PROVIDED INFORMATION:
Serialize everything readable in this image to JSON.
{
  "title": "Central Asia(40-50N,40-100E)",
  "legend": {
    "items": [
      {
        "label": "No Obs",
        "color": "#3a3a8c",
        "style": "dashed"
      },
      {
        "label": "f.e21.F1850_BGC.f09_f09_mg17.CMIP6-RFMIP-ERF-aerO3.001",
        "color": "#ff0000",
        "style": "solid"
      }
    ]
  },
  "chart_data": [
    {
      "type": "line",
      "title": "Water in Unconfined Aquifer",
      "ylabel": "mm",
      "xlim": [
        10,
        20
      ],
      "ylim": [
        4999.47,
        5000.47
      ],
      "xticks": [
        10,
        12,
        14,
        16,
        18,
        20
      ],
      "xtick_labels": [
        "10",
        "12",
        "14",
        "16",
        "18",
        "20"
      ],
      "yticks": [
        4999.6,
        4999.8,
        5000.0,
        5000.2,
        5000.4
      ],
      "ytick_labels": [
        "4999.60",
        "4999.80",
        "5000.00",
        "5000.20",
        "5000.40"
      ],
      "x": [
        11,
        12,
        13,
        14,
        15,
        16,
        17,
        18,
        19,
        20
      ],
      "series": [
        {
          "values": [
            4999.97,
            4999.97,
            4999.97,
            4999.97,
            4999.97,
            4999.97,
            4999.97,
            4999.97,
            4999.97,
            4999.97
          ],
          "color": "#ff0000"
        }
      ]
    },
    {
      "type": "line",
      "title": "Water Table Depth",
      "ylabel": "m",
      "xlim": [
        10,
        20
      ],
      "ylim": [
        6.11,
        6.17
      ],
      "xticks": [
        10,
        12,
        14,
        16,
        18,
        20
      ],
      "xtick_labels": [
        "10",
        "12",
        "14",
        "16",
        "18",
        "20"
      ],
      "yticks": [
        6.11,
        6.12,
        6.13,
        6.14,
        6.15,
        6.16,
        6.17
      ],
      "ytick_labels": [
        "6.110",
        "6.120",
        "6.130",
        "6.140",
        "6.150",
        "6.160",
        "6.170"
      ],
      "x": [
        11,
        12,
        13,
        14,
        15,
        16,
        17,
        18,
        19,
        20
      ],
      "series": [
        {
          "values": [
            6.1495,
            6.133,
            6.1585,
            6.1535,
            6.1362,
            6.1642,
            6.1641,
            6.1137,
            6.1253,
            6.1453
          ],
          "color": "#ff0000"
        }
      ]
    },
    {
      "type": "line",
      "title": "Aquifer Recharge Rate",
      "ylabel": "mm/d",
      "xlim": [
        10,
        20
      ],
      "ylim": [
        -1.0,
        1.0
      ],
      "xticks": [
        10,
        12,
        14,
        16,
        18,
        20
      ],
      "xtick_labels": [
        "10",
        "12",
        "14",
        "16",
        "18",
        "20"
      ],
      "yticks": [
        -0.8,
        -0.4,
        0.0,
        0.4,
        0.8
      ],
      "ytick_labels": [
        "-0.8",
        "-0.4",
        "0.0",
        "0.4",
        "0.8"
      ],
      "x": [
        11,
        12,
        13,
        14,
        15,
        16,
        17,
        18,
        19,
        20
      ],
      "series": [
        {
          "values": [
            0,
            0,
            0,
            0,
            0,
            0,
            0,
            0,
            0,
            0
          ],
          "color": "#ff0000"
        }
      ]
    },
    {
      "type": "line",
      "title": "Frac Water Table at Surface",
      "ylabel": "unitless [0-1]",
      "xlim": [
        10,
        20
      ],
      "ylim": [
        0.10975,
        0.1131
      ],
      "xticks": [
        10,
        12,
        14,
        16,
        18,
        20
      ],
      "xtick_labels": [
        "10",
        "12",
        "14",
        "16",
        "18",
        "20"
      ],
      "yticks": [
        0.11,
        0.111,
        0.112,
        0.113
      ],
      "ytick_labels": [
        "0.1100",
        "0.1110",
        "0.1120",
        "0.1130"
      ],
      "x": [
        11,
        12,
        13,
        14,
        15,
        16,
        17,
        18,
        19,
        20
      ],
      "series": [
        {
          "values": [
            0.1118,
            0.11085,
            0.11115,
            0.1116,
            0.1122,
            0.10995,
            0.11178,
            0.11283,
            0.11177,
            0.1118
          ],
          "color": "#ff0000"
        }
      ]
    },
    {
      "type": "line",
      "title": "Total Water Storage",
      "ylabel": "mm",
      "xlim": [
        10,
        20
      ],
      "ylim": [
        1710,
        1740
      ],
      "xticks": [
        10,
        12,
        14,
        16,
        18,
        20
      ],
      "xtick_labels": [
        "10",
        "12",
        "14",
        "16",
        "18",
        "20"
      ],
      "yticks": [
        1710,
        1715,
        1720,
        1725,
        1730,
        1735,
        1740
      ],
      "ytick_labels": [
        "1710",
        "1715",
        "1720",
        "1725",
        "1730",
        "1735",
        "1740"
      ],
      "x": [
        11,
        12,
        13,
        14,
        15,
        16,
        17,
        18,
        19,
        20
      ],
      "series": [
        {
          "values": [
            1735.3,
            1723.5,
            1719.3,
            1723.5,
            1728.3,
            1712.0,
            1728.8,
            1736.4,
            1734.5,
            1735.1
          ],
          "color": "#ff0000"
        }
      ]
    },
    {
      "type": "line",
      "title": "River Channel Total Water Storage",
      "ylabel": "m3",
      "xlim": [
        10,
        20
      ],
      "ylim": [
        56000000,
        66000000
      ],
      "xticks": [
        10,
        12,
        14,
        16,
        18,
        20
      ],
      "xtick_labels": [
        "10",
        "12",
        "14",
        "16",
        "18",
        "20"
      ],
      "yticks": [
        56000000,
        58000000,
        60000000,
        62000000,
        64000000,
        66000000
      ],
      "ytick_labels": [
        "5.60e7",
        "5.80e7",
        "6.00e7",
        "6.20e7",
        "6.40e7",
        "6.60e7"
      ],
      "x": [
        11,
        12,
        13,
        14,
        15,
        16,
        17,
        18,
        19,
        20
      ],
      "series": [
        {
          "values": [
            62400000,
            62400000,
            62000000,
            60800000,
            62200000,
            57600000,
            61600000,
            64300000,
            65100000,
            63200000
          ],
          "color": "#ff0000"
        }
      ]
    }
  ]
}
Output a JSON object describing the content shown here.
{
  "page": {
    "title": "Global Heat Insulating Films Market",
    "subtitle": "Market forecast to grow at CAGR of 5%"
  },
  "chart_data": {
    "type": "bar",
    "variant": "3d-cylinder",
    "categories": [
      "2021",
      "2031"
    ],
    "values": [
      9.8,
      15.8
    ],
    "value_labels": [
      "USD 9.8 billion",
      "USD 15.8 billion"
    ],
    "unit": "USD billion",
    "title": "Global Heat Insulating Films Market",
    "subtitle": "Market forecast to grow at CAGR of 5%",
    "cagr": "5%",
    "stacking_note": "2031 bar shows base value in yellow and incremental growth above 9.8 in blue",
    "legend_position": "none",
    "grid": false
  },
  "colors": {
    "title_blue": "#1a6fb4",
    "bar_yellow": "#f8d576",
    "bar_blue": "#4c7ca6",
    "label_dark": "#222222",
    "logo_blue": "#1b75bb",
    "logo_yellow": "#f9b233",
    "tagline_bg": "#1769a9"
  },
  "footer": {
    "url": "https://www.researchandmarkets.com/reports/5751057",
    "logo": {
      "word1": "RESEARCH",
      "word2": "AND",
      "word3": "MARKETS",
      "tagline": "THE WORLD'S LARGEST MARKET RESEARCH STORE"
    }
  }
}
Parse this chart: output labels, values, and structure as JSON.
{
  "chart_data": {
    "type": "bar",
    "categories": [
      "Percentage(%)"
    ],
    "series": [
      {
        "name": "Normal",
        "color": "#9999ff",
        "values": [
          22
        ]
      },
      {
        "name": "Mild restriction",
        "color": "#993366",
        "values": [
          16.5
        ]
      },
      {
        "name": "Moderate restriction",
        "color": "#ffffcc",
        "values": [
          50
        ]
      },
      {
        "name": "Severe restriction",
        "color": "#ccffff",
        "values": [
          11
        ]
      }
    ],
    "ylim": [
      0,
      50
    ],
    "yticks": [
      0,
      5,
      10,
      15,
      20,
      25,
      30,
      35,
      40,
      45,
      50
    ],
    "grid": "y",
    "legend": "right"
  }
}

YOUR INSTRUCTIONS: Copy, from the material, each line that holds the string "Water".

THE SOLUTION:
      "title": "Water in Unconfined Aquifer",
      "title": "Water Table Depth",
      "title": "Frac Water Table at Surface",
      "title": "Total Water Storage",
      "title": "River Channel Total Water Storage",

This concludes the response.